### RECORD EXTRACTS
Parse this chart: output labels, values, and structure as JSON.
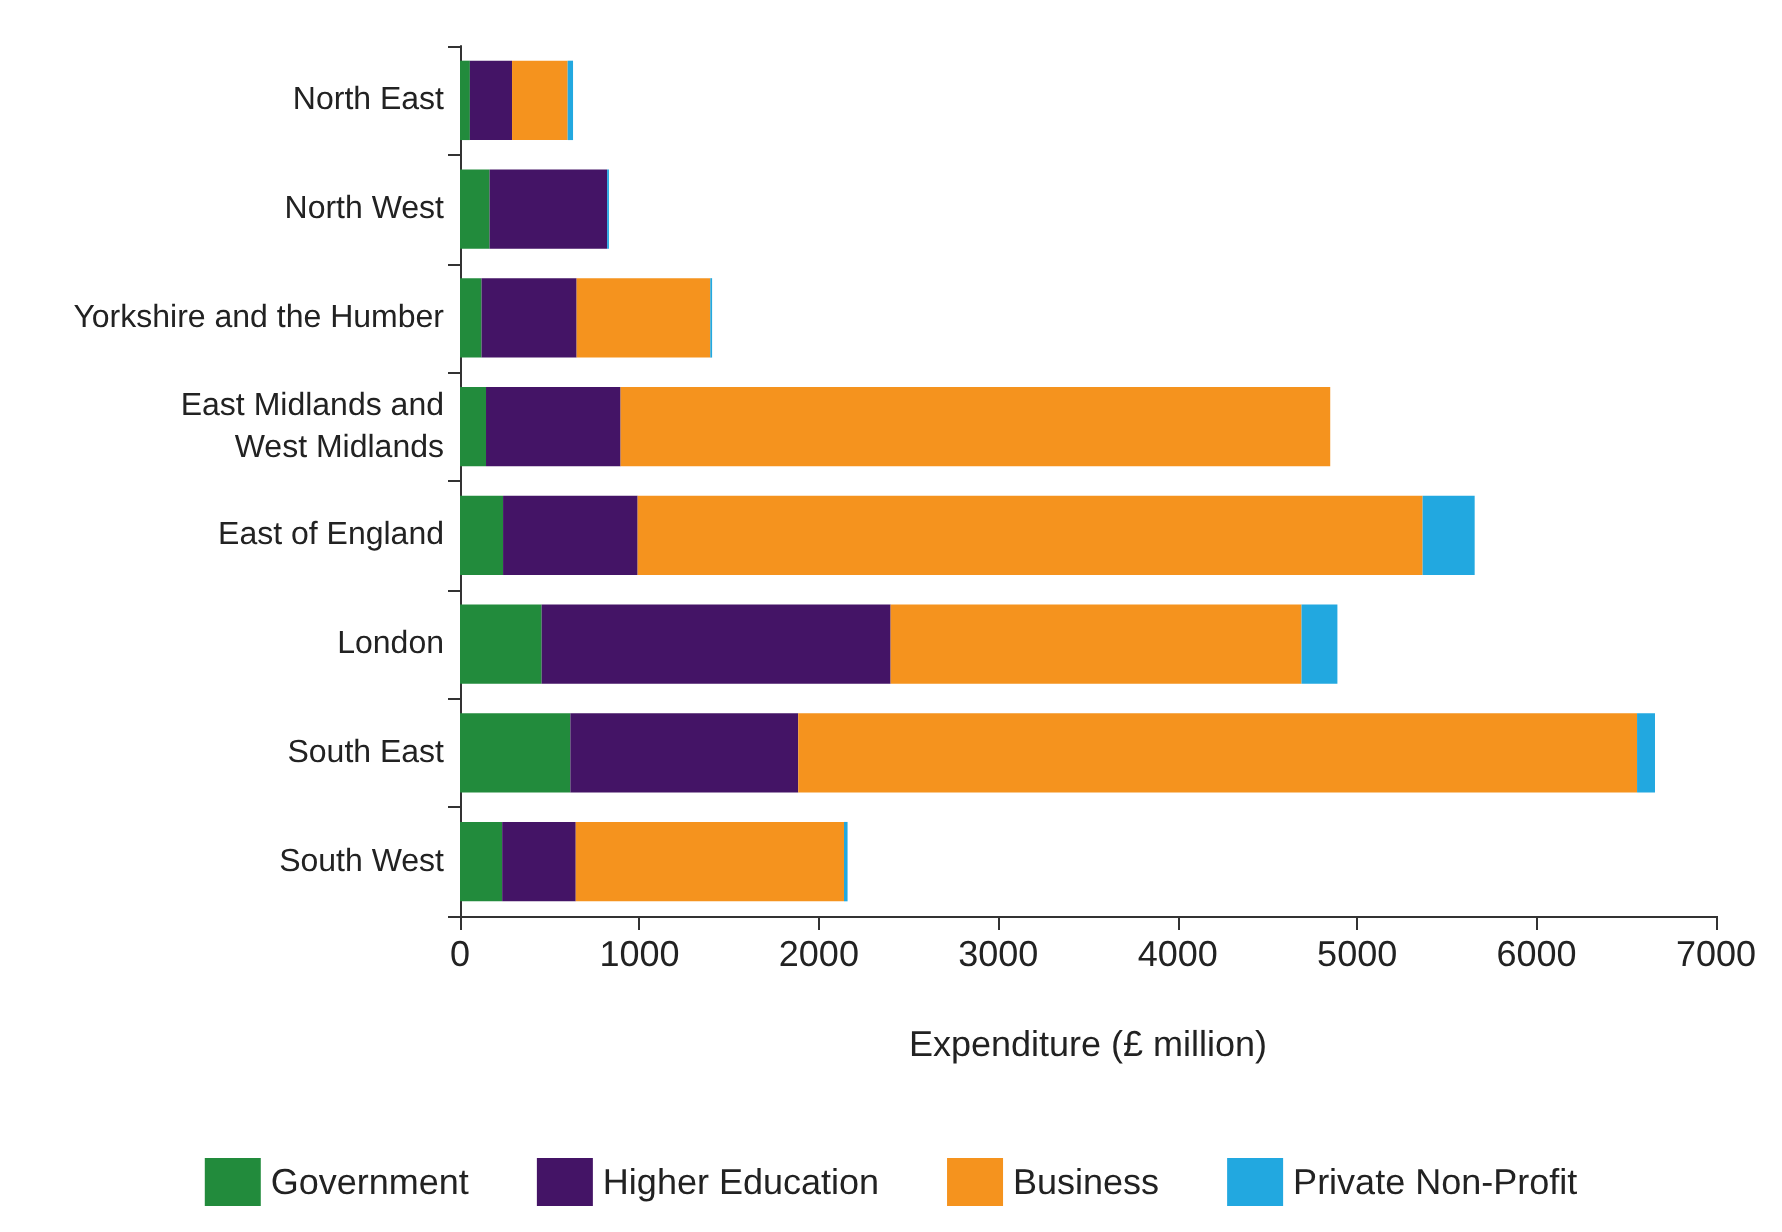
{
  "chart_data": {
    "type": "bar",
    "orientation": "horizontal",
    "stacked": true,
    "xlabel": "Expenditure (£ million)",
    "categories": [
      "North East",
      "North West",
      "Yorkshire and the Humber",
      "East Midlands and\nWest Midlands",
      "East of England",
      "London",
      "South East",
      "South West"
    ],
    "series": [
      {
        "name": "Government",
        "color": "#228b3c",
        "values": [
          55,
          165,
          120,
          145,
          240,
          455,
          615,
          235
        ]
      },
      {
        "name": "Higher Education",
        "color": "#441466",
        "values": [
          235,
          655,
          530,
          750,
          750,
          1945,
          1270,
          410
        ]
      },
      {
        "name": "Business",
        "color": "#f5931e",
        "values": [
          310,
          0,
          745,
          3955,
          4375,
          2290,
          4675,
          1495
        ]
      },
      {
        "name": "Private Non-Profit",
        "color": "#22a8e0",
        "values": [
          30,
          10,
          10,
          0,
          290,
          200,
          100,
          20
        ]
      }
    ],
    "xlim": [
      0,
      7000
    ],
    "xticks": [
      0,
      1000,
      2000,
      3000,
      4000,
      5000,
      6000,
      7000
    ],
    "grid": false,
    "legend": "bottom"
  }
}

### WHAT IS NEEDED
Quote the entries above word for word. Leave the images out.

### EXERCISE RESPONSE
Parse this chart: output labels, values, and structure as JSON.
{
  "chart_data": {
    "type": "bar",
    "orientation": "horizontal",
    "stacked": true,
    "xlabel": "Expenditure (£ million)",
    "categories": [
      "North East",
      "North West",
      "Yorkshire and the Humber",
      "East Midlands and\nWest Midlands",
      "East of England",
      "London",
      "South East",
      "South West"
    ],
    "series": [
      {
        "name": "Government",
        "color": "#228b3c",
        "values": [
          55,
          165,
          120,
          145,
          240,
          455,
          615,
          235
        ]
      },
      {
        "name": "Higher Education",
        "color": "#441466",
        "values": [
          235,
          655,
          530,
          750,
          750,
          1945,
          1270,
          410
        ]
      },
      {
        "name": "Business",
        "color": "#f5931e",
        "values": [
          310,
          0,
          745,
          3955,
          4375,
          2290,
          4675,
          1495
        ]
      },
      {
        "name": "Private Non-Profit",
        "color": "#22a8e0",
        "values": [
          30,
          10,
          10,
          0,
          290,
          200,
          100,
          20
        ]
      }
    ],
    "xlim": [
      0,
      7000
    ],
    "xticks": [
      0,
      1000,
      2000,
      3000,
      4000,
      5000,
      6000,
      7000
    ],
    "grid": false,
    "legend": "bottom"
  }
}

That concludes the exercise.